## begin DATA SHOWN

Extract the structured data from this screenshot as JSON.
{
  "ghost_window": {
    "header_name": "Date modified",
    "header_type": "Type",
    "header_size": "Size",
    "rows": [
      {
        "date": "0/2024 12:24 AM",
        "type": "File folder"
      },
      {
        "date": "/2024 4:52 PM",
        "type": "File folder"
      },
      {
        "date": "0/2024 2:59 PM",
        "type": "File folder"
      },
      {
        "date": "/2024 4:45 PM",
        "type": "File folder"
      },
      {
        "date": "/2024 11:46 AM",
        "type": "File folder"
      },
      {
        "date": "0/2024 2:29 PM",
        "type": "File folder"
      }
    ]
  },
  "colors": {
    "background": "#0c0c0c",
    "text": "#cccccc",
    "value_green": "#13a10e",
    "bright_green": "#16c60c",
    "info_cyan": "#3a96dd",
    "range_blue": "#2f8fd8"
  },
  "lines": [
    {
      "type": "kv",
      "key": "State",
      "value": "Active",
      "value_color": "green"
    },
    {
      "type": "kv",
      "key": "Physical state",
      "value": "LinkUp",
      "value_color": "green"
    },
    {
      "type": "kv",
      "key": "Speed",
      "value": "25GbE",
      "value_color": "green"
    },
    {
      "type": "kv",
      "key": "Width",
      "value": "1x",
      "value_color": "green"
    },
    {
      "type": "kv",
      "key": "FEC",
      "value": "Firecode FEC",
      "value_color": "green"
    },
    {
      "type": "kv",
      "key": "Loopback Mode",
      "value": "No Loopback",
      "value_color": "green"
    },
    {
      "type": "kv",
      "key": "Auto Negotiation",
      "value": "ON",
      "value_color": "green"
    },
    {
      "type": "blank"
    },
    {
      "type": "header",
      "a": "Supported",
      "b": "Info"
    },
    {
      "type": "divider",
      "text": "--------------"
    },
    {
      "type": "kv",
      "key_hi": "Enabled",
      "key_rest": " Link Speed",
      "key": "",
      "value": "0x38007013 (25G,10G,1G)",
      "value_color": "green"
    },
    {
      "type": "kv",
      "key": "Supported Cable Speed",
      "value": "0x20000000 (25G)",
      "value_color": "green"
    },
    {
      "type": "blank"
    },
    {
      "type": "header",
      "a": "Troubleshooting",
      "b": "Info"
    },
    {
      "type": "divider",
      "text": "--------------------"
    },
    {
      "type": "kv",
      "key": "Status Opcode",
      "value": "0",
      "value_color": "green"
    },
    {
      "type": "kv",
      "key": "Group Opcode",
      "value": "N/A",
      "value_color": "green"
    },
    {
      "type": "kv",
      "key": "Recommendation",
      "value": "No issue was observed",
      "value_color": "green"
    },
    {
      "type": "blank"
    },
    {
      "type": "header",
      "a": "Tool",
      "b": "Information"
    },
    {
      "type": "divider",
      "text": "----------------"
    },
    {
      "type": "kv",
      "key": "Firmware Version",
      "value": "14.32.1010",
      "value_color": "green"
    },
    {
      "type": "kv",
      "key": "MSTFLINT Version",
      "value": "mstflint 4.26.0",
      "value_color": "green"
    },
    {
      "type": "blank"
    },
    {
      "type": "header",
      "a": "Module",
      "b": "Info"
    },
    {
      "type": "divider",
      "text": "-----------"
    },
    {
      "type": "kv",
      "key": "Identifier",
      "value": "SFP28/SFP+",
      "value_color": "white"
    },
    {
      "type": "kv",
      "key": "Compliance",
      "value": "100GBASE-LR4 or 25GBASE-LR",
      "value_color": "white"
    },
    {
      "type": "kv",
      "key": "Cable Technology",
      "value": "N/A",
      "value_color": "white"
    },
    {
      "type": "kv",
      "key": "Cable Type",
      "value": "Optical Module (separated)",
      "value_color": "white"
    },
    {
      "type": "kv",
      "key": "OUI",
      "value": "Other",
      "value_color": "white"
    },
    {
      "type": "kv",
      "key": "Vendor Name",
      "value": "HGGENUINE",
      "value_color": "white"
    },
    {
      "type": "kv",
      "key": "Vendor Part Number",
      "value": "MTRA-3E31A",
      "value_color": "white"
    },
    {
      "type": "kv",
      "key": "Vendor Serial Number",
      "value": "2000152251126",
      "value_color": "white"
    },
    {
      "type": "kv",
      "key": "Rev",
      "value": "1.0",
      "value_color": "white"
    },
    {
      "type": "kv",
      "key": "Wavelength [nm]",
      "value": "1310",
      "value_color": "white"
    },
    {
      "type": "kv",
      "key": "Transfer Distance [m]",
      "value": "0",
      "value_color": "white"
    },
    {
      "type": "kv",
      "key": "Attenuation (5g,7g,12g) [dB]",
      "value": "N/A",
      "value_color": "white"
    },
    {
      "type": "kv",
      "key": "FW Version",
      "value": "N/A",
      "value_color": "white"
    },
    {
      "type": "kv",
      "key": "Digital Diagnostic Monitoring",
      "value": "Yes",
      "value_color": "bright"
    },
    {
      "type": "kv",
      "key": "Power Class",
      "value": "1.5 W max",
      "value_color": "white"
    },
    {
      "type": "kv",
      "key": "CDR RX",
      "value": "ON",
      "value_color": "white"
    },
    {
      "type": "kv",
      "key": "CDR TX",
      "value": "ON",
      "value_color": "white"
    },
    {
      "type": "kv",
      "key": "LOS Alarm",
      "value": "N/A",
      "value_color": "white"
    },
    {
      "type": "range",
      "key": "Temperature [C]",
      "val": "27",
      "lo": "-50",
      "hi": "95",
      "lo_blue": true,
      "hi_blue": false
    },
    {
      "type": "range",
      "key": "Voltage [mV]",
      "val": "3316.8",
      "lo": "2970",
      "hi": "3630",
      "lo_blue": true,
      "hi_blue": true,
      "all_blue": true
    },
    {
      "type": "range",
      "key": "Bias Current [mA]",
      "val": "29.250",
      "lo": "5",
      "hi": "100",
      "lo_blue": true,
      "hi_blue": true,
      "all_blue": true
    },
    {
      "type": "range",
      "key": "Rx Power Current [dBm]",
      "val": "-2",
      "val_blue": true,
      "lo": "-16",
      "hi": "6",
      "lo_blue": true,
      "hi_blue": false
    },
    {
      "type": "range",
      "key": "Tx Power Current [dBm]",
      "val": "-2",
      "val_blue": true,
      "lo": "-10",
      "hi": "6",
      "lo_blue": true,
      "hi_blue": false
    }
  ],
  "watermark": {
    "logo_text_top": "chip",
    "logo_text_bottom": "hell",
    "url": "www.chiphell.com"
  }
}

## end DATA SHOWN

Check each line of the records for the word "Current" and extract those that contain it.

      "key": "Bias Current [mA]",
      "key": "Rx Power Current [dBm]",
      "key": "Tx Power Current [dBm]",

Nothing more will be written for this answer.